**SET EXERCISE**
Below are some entries. Copy each line that holds the string "Daily".

**PROVIDED INFORMATION**
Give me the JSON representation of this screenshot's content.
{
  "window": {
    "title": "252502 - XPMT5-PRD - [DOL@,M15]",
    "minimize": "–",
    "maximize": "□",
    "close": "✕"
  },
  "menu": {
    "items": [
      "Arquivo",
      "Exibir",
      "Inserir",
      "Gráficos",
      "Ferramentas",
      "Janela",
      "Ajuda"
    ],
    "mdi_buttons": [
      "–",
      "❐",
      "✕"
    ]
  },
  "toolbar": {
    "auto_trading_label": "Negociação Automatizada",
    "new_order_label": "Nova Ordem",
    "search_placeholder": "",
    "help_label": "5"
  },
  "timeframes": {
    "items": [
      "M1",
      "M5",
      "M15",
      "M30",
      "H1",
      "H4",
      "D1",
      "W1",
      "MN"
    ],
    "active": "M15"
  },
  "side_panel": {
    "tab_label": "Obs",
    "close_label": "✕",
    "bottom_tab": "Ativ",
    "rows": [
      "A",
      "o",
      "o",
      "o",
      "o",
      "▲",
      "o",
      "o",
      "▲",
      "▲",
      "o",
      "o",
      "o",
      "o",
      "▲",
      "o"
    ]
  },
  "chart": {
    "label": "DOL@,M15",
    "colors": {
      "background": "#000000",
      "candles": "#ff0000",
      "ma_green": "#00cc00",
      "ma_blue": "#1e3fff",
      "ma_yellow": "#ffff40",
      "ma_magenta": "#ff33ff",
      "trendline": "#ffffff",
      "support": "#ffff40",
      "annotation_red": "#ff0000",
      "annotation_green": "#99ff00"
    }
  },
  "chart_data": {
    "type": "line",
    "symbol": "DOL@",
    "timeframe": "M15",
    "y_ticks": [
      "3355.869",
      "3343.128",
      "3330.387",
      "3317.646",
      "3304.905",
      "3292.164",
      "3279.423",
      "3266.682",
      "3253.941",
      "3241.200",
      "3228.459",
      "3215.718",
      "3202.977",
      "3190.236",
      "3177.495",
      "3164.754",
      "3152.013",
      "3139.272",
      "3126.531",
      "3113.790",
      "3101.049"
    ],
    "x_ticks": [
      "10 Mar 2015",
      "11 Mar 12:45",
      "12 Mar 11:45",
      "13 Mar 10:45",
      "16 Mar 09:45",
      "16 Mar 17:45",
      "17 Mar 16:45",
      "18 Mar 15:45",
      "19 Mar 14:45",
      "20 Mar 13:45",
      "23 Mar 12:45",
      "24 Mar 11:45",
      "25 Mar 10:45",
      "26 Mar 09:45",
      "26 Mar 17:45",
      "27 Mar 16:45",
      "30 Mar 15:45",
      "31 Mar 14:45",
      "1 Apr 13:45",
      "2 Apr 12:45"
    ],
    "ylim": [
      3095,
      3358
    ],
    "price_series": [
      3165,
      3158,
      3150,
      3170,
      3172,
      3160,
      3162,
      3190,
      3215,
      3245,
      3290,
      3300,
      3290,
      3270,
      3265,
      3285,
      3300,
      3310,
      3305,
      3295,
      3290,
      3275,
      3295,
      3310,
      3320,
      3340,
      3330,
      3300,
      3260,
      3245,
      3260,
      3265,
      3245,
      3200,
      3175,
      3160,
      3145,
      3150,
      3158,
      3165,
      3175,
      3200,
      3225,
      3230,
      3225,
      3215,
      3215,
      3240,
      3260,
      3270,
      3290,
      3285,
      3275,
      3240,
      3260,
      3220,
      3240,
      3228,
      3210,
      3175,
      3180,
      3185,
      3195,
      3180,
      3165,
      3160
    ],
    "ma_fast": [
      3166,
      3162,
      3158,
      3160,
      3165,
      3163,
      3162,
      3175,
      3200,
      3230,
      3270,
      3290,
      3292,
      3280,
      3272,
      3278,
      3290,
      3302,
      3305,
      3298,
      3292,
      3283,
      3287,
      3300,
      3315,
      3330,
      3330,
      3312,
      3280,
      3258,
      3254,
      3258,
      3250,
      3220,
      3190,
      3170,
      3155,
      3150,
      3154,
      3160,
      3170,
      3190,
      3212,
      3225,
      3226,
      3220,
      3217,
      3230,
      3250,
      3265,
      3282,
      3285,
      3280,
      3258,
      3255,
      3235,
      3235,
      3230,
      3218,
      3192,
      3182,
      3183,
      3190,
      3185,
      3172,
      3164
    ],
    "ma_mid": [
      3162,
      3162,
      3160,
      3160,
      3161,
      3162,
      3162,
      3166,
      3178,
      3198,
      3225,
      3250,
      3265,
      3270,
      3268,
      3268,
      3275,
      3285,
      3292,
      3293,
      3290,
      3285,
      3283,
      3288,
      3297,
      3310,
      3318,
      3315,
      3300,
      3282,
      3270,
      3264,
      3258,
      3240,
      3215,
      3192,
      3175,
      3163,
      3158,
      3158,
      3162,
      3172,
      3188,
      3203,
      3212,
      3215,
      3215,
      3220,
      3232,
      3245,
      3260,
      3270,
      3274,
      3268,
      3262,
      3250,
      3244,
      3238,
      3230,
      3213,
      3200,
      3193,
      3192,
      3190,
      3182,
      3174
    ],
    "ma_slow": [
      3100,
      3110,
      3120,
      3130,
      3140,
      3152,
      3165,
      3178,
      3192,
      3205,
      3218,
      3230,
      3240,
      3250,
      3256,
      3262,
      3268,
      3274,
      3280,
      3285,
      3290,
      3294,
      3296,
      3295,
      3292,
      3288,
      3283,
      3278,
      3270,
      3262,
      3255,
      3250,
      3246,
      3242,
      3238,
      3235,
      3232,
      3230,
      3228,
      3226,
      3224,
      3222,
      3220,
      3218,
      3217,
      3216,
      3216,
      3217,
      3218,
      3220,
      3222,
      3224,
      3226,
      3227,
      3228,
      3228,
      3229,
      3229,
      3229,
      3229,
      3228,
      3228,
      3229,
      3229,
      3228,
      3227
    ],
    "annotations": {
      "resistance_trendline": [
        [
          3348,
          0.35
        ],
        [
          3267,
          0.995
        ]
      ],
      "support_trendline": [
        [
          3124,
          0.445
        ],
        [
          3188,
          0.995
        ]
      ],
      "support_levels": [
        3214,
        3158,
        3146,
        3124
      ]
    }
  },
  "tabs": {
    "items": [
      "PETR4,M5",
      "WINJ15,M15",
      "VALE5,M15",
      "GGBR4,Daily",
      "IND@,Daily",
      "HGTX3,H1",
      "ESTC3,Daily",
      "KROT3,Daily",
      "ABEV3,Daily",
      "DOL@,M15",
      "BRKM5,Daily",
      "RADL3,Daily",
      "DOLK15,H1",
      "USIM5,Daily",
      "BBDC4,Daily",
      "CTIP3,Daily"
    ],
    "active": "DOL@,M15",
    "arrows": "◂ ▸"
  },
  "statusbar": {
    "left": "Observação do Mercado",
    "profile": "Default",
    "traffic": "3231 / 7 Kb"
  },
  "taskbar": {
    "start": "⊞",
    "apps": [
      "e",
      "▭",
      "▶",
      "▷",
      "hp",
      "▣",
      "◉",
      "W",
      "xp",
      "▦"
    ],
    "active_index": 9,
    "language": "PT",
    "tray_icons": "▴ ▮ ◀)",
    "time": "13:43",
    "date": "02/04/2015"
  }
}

**ANSWER TO THIS EXERCISE**
      "GGBR4,Daily",
      "IND@,Daily",
      "ESTC3,Daily",
      "KROT3,Daily",
      "ABEV3,Daily",
      "BRKM5,Daily",
      "RADL3,Daily",
      "USIM5,Daily",
      "BBDC4,Daily",
      "CTIP3,Daily"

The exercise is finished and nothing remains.